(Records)
☆ ☆ ☆ ☆ ☆ ☆ ☆
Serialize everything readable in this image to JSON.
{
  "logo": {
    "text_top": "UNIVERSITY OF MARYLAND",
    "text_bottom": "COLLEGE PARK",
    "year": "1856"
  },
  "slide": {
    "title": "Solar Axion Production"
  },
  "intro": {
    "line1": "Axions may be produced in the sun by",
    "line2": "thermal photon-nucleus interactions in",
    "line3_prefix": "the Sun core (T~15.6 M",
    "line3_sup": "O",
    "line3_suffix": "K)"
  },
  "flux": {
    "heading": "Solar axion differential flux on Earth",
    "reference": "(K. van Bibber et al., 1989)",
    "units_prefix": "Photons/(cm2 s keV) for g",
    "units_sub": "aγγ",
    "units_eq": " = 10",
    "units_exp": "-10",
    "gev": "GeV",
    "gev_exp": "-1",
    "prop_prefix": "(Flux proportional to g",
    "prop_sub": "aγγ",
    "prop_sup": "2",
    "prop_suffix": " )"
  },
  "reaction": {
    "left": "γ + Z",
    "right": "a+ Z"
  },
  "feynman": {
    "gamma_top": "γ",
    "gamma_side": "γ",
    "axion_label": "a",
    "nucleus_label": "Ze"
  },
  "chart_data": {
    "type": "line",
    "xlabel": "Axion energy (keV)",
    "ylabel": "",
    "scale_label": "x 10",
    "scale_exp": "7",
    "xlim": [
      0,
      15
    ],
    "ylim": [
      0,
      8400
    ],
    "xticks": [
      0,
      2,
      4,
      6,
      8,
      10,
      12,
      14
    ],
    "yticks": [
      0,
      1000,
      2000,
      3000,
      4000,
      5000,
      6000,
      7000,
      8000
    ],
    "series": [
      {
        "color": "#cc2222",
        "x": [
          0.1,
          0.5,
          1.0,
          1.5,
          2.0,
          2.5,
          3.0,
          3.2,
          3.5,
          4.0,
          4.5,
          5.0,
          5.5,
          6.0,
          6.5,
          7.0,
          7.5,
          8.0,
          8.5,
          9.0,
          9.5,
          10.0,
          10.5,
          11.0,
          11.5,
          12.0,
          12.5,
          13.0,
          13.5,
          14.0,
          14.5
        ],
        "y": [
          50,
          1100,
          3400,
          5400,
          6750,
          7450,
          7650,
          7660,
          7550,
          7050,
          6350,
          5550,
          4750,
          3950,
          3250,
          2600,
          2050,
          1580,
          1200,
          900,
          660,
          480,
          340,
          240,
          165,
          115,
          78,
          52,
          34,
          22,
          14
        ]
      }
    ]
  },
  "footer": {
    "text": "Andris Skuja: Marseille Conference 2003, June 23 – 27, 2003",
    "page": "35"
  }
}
☆ ☆ ☆ ☆ ☆ ☆ ☆
### [WHAT IS BEING ASKED]
Extract every record. Keep wording exact.

### [OUTPUT]
Serialize everything readable in this image to JSON.
{
  "logo": {
    "text_top": "UNIVERSITY OF MARYLAND",
    "text_bottom": "COLLEGE PARK",
    "year": "1856"
  },
  "slide": {
    "title": "Solar Axion Production"
  },
  "intro": {
    "line1": "Axions may be produced in the sun by",
    "line2": "thermal photon-nucleus interactions in",
    "line3_prefix": "the Sun core (T~15.6 M",
    "line3_sup": "O",
    "line3_suffix": "K)"
  },
  "flux": {
    "heading": "Solar axion differential flux on Earth",
    "reference": "(K. van Bibber et al., 1989)",
    "units_prefix": "Photons/(cm2 s keV) for g",
    "units_sub": "aγγ",
    "units_eq": " = 10",
    "units_exp": "-10",
    "gev": "GeV",
    "gev_exp": "-1",
    "prop_prefix": "(Flux proportional to g",
    "prop_sub": "aγγ",
    "prop_sup": "2",
    "prop_suffix": " )"
  },
  "reaction": {
    "left": "γ + Z",
    "right": "a+ Z"
  },
  "feynman": {
    "gamma_top": "γ",
    "gamma_side": "γ",
    "axion_label": "a",
    "nucleus_label": "Ze"
  },
  "chart_data": {
    "type": "line",
    "xlabel": "Axion energy (keV)",
    "ylabel": "",
    "scale_label": "x 10",
    "scale_exp": "7",
    "xlim": [
      0,
      15
    ],
    "ylim": [
      0,
      8400
    ],
    "xticks": [
      0,
      2,
      4,
      6,
      8,
      10,
      12,
      14
    ],
    "yticks": [
      0,
      1000,
      2000,
      3000,
      4000,
      5000,
      6000,
      7000,
      8000
    ],
    "series": [
      {
        "color": "#cc2222",
        "x": [
          0.1,
          0.5,
          1.0,
          1.5,
          2.0,
          2.5,
          3.0,
          3.2,
          3.5,
          4.0,
          4.5,
          5.0,
          5.5,
          6.0,
          6.5,
          7.0,
          7.5,
          8.0,
          8.5,
          9.0,
          9.5,
          10.0,
          10.5,
          11.0,
          11.5,
          12.0,
          12.5,
          13.0,
          13.5,
          14.0,
          14.5
        ],
        "y": [
          50,
          1100,
          3400,
          5400,
          6750,
          7450,
          7650,
          7660,
          7550,
          7050,
          6350,
          5550,
          4750,
          3950,
          3250,
          2600,
          2050,
          1580,
          1200,
          900,
          660,
          480,
          340,
          240,
          165,
          115,
          78,
          52,
          34,
          22,
          14
        ]
      }
    ]
  },
  "footer": {
    "text": "Andris Skuja: Marseille Conference 2003, June 23 – 27, 2003",
    "page": "35"
  }
}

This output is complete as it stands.